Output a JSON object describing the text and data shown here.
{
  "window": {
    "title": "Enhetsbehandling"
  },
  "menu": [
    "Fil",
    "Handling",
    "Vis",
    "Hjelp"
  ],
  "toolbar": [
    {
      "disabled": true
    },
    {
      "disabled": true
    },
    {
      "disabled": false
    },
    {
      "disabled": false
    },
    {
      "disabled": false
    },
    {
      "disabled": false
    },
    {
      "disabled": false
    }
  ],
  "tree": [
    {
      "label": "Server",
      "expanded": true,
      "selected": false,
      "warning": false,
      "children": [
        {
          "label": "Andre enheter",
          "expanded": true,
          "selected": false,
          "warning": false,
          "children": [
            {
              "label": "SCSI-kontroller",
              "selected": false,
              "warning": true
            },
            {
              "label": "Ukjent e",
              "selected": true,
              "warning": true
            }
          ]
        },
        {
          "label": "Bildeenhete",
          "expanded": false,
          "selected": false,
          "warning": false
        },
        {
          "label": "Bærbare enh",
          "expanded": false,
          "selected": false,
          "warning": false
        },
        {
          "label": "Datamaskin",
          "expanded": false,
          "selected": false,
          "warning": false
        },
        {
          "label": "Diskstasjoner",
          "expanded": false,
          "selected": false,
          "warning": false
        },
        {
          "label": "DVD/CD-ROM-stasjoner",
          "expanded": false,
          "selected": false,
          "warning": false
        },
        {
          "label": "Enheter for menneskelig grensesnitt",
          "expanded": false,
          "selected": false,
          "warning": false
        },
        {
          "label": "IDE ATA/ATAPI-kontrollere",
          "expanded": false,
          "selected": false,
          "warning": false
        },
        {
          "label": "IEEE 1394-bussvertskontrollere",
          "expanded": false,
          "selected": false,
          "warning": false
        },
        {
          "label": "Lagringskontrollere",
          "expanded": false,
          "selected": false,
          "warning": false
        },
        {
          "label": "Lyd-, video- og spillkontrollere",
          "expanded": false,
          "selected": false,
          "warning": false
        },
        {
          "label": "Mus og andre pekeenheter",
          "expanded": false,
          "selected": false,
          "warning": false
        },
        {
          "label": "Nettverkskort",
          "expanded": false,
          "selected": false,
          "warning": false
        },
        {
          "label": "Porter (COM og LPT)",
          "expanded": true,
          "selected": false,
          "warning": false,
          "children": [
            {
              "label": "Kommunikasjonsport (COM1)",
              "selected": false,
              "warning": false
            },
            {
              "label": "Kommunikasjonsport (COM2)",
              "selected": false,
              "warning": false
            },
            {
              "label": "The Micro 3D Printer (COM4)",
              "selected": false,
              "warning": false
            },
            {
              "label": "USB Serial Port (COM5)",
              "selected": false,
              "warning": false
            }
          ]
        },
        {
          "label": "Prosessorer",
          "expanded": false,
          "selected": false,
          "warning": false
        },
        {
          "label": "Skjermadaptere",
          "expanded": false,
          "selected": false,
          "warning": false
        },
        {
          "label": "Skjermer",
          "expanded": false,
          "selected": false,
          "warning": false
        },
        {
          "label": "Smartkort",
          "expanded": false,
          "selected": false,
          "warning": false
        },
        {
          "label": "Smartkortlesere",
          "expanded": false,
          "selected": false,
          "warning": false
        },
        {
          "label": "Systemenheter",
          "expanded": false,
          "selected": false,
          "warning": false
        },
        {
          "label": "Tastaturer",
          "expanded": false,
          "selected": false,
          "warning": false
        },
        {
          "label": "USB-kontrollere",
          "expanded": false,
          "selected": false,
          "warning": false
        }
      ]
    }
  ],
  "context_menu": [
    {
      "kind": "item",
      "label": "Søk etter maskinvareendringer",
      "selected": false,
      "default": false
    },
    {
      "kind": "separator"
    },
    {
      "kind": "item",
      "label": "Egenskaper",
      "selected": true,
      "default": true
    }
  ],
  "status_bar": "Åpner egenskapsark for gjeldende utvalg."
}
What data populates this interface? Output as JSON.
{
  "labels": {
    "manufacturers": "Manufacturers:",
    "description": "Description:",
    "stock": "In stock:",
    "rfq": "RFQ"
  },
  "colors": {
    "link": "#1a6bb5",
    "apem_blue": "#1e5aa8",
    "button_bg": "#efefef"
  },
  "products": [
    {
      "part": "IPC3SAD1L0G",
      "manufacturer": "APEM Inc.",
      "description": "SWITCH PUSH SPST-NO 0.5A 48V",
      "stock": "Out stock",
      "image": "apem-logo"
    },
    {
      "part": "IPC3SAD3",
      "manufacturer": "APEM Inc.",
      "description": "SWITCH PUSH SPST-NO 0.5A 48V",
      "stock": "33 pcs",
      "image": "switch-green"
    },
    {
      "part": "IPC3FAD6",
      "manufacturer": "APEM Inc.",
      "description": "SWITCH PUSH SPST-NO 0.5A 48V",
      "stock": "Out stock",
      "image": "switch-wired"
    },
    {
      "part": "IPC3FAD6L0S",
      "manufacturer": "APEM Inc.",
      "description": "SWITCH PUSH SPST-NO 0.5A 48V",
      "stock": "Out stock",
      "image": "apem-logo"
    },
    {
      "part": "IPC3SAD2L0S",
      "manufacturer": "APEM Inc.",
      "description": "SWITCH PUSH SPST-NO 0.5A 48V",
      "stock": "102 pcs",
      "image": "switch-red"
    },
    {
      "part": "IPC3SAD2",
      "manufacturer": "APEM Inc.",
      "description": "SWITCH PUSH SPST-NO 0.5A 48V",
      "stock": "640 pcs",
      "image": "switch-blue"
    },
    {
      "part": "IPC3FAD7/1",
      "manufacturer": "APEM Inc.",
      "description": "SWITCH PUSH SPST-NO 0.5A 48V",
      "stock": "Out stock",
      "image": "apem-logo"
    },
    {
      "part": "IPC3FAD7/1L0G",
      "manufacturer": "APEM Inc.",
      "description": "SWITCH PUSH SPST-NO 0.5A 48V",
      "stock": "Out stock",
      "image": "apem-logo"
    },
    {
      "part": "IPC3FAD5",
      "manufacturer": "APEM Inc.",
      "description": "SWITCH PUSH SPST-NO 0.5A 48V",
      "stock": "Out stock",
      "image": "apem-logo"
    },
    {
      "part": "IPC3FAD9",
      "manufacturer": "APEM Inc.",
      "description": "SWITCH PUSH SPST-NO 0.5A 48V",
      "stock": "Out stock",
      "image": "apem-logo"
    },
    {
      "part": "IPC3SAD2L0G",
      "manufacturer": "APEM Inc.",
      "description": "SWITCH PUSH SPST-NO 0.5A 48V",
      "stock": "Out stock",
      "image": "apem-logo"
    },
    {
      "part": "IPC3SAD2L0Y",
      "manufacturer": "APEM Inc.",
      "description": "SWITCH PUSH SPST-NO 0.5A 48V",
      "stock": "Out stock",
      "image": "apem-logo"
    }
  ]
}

■ ■ ■ ■ ■ ■ ■

◆ PROBLEM ◆
In the entries above, identify each line that includes the string "Kommunikasjonsport", then copy it.

◆ RESULT OF THE TASK ◆
              "label": "Kommunikasjonsport (COM1)",
              "label": "Kommunikasjonsport (COM2)",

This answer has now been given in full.